Copy out every record below with complete accuracy.
-- BEGIN --
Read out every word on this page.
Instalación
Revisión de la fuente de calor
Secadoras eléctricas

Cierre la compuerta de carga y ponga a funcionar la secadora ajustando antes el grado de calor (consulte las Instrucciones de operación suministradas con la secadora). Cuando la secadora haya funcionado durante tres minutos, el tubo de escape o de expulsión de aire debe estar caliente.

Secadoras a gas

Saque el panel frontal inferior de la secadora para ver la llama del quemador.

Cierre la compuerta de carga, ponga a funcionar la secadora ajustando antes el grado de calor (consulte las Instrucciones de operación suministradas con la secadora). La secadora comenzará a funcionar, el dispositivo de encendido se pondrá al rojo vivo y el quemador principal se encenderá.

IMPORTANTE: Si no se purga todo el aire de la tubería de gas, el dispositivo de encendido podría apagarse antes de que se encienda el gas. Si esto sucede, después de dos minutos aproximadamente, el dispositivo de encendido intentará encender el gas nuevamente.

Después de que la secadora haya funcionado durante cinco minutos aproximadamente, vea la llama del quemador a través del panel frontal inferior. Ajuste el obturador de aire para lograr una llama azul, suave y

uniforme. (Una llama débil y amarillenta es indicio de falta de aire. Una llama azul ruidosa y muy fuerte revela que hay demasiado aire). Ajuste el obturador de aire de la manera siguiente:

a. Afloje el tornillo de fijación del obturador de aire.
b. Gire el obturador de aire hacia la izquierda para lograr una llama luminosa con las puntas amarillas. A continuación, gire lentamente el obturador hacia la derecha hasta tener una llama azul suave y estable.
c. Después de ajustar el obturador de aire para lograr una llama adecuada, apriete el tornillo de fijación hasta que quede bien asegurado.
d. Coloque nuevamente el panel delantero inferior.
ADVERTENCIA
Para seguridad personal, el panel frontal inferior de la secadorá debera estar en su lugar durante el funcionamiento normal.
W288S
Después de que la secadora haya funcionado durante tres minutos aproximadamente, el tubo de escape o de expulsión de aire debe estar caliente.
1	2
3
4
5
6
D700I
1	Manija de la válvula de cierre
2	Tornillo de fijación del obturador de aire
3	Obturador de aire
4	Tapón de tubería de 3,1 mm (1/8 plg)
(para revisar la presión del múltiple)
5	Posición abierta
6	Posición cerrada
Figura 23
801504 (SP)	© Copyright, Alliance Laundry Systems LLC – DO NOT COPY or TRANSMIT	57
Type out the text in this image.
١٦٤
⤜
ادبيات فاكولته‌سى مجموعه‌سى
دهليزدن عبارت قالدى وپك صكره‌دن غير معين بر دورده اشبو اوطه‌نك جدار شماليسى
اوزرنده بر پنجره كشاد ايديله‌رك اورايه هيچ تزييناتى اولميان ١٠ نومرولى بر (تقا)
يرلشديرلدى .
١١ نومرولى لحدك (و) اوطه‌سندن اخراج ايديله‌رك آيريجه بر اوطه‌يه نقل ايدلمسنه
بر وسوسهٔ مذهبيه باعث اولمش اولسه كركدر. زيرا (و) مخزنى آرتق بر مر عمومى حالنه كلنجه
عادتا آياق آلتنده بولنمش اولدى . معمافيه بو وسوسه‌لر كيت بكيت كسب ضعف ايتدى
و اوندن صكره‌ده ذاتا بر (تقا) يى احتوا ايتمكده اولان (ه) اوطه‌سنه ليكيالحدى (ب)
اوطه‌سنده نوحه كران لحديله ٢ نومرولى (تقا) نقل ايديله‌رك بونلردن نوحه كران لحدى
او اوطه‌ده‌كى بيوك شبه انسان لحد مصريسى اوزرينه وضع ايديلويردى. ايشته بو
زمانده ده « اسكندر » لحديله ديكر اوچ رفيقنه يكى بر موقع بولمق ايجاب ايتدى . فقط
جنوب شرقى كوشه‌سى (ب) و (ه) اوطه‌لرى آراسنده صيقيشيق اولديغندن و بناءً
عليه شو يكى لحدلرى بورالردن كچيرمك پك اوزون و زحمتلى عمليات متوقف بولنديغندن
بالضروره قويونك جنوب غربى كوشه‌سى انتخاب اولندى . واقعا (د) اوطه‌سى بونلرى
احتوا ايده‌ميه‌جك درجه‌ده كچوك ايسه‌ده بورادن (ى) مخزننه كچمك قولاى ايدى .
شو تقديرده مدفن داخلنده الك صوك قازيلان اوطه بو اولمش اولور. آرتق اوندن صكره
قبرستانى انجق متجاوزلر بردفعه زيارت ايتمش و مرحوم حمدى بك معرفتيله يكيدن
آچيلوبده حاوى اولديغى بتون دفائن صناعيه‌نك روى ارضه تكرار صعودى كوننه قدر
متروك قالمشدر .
-- END --
**FINISHED TASK**
Read out every word on this page.
Instalación
Revisión de la fuente de calor
Secadoras eléctricas

Cierre la compuerta de carga y ponga a funcionar la secadora ajustando antes el grado de calor (consulte las Instrucciones de operación suministradas con la secadora). Cuando la secadora haya funcionado durante tres minutos, el tubo de escape o de expulsión de aire debe estar caliente.

Secadoras a gas

Saque el panel frontal inferior de la secadora para ver la llama del quemador.

Cierre la compuerta de carga, ponga a funcionar la secadora ajustando antes el grado de calor (consulte las Instrucciones de operación suministradas con la secadora). La secadora comenzará a funcionar, el dispositivo de encendido se pondrá al rojo vivo y el quemador principal se encenderá.

IMPORTANTE: Si no se purga todo el aire de la tubería de gas, el dispositivo de encendido podría apagarse antes de que se encienda el gas. Si esto sucede, después de dos minutos aproximadamente, el dispositivo de encendido intentará encender el gas nuevamente.

Después de que la secadora haya funcionado durante cinco minutos aproximadamente, vea la llama del quemador a través del panel frontal inferior. Ajuste el obturador de aire para lograr una llama azul, suave y

uniforme. (Una llama débil y amarillenta es indicio de falta de aire. Una llama azul ruidosa y muy fuerte revela que hay demasiado aire). Ajuste el obturador de aire de la manera siguiente:

a. Afloje el tornillo de fijación del obturador de aire.
b. Gire el obturador de aire hacia la izquierda para lograr una llama luminosa con las puntas amarillas. A continuación, gire lentamente el obturador hacia la derecha hasta tener una llama azul suave y estable.
c. Después de ajustar el obturador de aire para lograr una llama adecuada, apriete el tornillo de fijación hasta que quede bien asegurado.
d. Coloque nuevamente el panel delantero inferior.
ADVERTENCIA
Para seguridad personal, el panel frontal inferior de la secadorá debera estar en su lugar durante el funcionamiento normal.
W288S
Después de que la secadora haya funcionado durante tres minutos aproximadamente, el tubo de escape o de expulsión de aire debe estar caliente.
1	2
3
4
5
6
D700I
1	Manija de la válvula de cierre
2	Tornillo de fijación del obturador de aire
3	Obturador de aire
4	Tapón de tubería de 3,1 mm (1/8 plg)
(para revisar la presión del múltiple)
5	Posición abierta
6	Posición cerrada
Figura 23
801504 (SP)	© Copyright, Alliance Laundry Systems LLC – DO NOT COPY or TRANSMIT	57
Type out the text in this image.
١٦٤
⤜
ادبيات فاكولته‌سى مجموعه‌سى
دهليزدن عبارت قالدى وپك صكره‌دن غير معين بر دورده اشبو اوطه‌نك جدار شماليسى
اوزرنده بر پنجره كشاد ايديله‌رك اورايه هيچ تزييناتى اولميان ١٠ نومرولى بر (تقا)
يرلشديرلدى .
١١ نومرولى لحدك (و) اوطه‌سندن اخراج ايديله‌رك آيريجه بر اوطه‌يه نقل ايدلمسنه
بر وسوسهٔ مذهبيه باعث اولمش اولسه كركدر. زيرا (و) مخزنى آرتق بر مر عمومى حالنه كلنجه
عادتا آياق آلتنده بولنمش اولدى . معمافيه بو وسوسه‌لر كيت بكيت كسب ضعف ايتدى
و اوندن صكره‌ده ذاتا بر (تقا) يى احتوا ايتمكده اولان (ه) اوطه‌سنه ليكيالحدى (ب)
اوطه‌سنده نوحه كران لحديله ٢ نومرولى (تقا) نقل ايديله‌رك بونلردن نوحه كران لحدى
او اوطه‌ده‌كى بيوك شبه انسان لحد مصريسى اوزرينه وضع ايديلويردى. ايشته بو
زمانده ده « اسكندر » لحديله ديكر اوچ رفيقنه يكى بر موقع بولمق ايجاب ايتدى . فقط
جنوب شرقى كوشه‌سى (ب) و (ه) اوطه‌لرى آراسنده صيقيشيق اولديغندن و بناءً
عليه شو يكى لحدلرى بورالردن كچيرمك پك اوزون و زحمتلى عمليات متوقف بولنديغندن
بالضروره قويونك جنوب غربى كوشه‌سى انتخاب اولندى . واقعا (د) اوطه‌سى بونلرى
احتوا ايده‌ميه‌جك درجه‌ده كچوك ايسه‌ده بورادن (ى) مخزننه كچمك قولاى ايدى .
شو تقديرده مدفن داخلنده الك صوك قازيلان اوطه بو اولمش اولور. آرتق اوندن صكره
قبرستانى انجق متجاوزلر بردفعه زيارت ايتمش و مرحوم حمدى بك معرفتيله يكيدن
آچيلوبده حاوى اولديغى بتون دفائن صناعيه‌نك روى ارضه تكرار صعودى كوننه قدر
متروك قالمشدر .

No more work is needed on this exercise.